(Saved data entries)
● ● ● ● ●
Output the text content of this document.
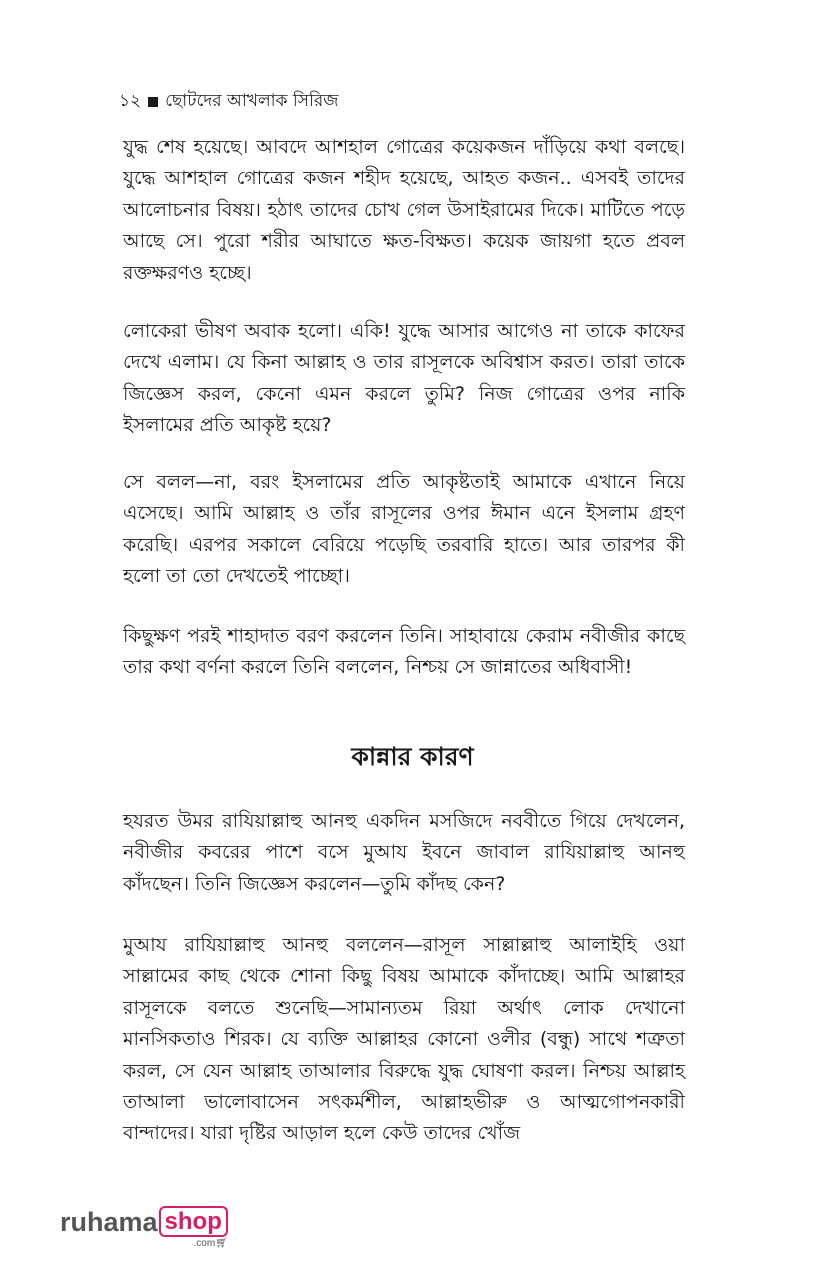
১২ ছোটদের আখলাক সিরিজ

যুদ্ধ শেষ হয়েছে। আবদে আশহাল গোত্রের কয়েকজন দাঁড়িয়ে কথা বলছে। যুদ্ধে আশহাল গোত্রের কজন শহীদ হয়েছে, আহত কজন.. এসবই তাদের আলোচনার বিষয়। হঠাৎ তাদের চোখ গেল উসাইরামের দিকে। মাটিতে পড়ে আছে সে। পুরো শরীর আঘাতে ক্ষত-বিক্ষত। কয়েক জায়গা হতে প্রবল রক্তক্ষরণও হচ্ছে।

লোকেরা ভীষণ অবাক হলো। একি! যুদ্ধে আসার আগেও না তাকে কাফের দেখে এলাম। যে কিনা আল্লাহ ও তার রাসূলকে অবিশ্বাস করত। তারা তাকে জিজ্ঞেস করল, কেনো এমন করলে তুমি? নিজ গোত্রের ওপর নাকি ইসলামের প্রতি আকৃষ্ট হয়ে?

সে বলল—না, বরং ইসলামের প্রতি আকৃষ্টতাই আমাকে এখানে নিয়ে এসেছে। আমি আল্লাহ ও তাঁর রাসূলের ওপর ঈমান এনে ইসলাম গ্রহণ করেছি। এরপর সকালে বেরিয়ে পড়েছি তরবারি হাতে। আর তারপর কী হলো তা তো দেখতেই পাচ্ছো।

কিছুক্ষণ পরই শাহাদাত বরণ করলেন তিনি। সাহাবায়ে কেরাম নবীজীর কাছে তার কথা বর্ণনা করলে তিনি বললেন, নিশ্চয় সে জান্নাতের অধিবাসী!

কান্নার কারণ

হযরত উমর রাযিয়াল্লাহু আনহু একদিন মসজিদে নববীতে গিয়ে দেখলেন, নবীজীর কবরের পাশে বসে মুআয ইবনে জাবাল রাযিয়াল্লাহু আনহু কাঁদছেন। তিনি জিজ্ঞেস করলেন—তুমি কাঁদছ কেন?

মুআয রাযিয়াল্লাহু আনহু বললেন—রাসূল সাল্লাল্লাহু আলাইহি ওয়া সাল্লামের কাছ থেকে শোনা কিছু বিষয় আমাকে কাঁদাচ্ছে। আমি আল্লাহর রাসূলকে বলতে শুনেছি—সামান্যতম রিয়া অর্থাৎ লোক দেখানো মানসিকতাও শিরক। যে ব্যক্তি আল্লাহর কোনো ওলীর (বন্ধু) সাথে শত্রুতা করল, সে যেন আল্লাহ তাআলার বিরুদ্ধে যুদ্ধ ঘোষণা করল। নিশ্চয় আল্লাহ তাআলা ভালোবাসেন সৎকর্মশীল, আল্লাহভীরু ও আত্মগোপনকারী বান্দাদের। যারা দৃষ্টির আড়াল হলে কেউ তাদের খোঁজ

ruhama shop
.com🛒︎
● ● ● ● ●
GIVEN INSTRUCTION:
Leave out the pictures and retype every line above exactly.

OUTPUT OF THE TASK:
Output the text content of this document.
১২ ছোটদের আখলাক সিরিজ

যুদ্ধ শেষ হয়েছে। আবদে আশহাল গোত্রের কয়েকজন দাঁড়িয়ে কথা বলছে। যুদ্ধে আশহাল গোত্রের কজন শহীদ হয়েছে, আহত কজন.. এসবই তাদের আলোচনার বিষয়। হঠাৎ তাদের চোখ গেল উসাইরামের দিকে। মাটিতে পড়ে আছে সে। পুরো শরীর আঘাতে ক্ষত-বিক্ষত। কয়েক জায়গা হতে প্রবল রক্তক্ষরণও হচ্ছে।

লোকেরা ভীষণ অবাক হলো। একি! যুদ্ধে আসার আগেও না তাকে কাফের দেখে এলাম। যে কিনা আল্লাহ ও তার রাসূলকে অবিশ্বাস করত। তারা তাকে জিজ্ঞেস করল, কেনো এমন করলে তুমি? নিজ গোত্রের ওপর নাকি ইসলামের প্রতি আকৃষ্ট হয়ে?

সে বলল—না, বরং ইসলামের প্রতি আকৃষ্টতাই আমাকে এখানে নিয়ে এসেছে। আমি আল্লাহ ও তাঁর রাসূলের ওপর ঈমান এনে ইসলাম গ্রহণ করেছি। এরপর সকালে বেরিয়ে পড়েছি তরবারি হাতে। আর তারপর কী হলো তা তো দেখতেই পাচ্ছো।

কিছুক্ষণ পরই শাহাদাত বরণ করলেন তিনি। সাহাবায়ে কেরাম নবীজীর কাছে তার কথা বর্ণনা করলে তিনি বললেন, নিশ্চয় সে জান্নাতের অধিবাসী!

কান্নার কারণ

হযরত উমর রাযিয়াল্লাহু আনহু একদিন মসজিদে নববীতে গিয়ে দেখলেন, নবীজীর কবরের পাশে বসে মুআয ইবনে জাবাল রাযিয়াল্লাহু আনহু কাঁদছেন। তিনি জিজ্ঞেস করলেন—তুমি কাঁদছ কেন?

মুআয রাযিয়াল্লাহু আনহু বললেন—রাসূল সাল্লাল্লাহু আলাইহি ওয়া সাল্লামের কাছ থেকে শোনা কিছু বিষয় আমাকে কাঁদাচ্ছে। আমি আল্লাহর রাসূলকে বলতে শুনেছি—সামান্যতম রিয়া অর্থাৎ লোক দেখানো মানসিকতাও শিরক। যে ব্যক্তি আল্লাহর কোনো ওলীর (বন্ধু) সাথে শত্রুতা করল, সে যেন আল্লাহ তাআলার বিরুদ্ধে যুদ্ধ ঘোষণা করল। নিশ্চয় আল্লাহ তাআলা ভালোবাসেন সৎকর্মশীল, আল্লাহভীরু ও আত্মগোপনকারী বান্দাদের। যারা দৃষ্টির আড়াল হলে কেউ তাদের খোঁজ

ruhama shop
.com🛒︎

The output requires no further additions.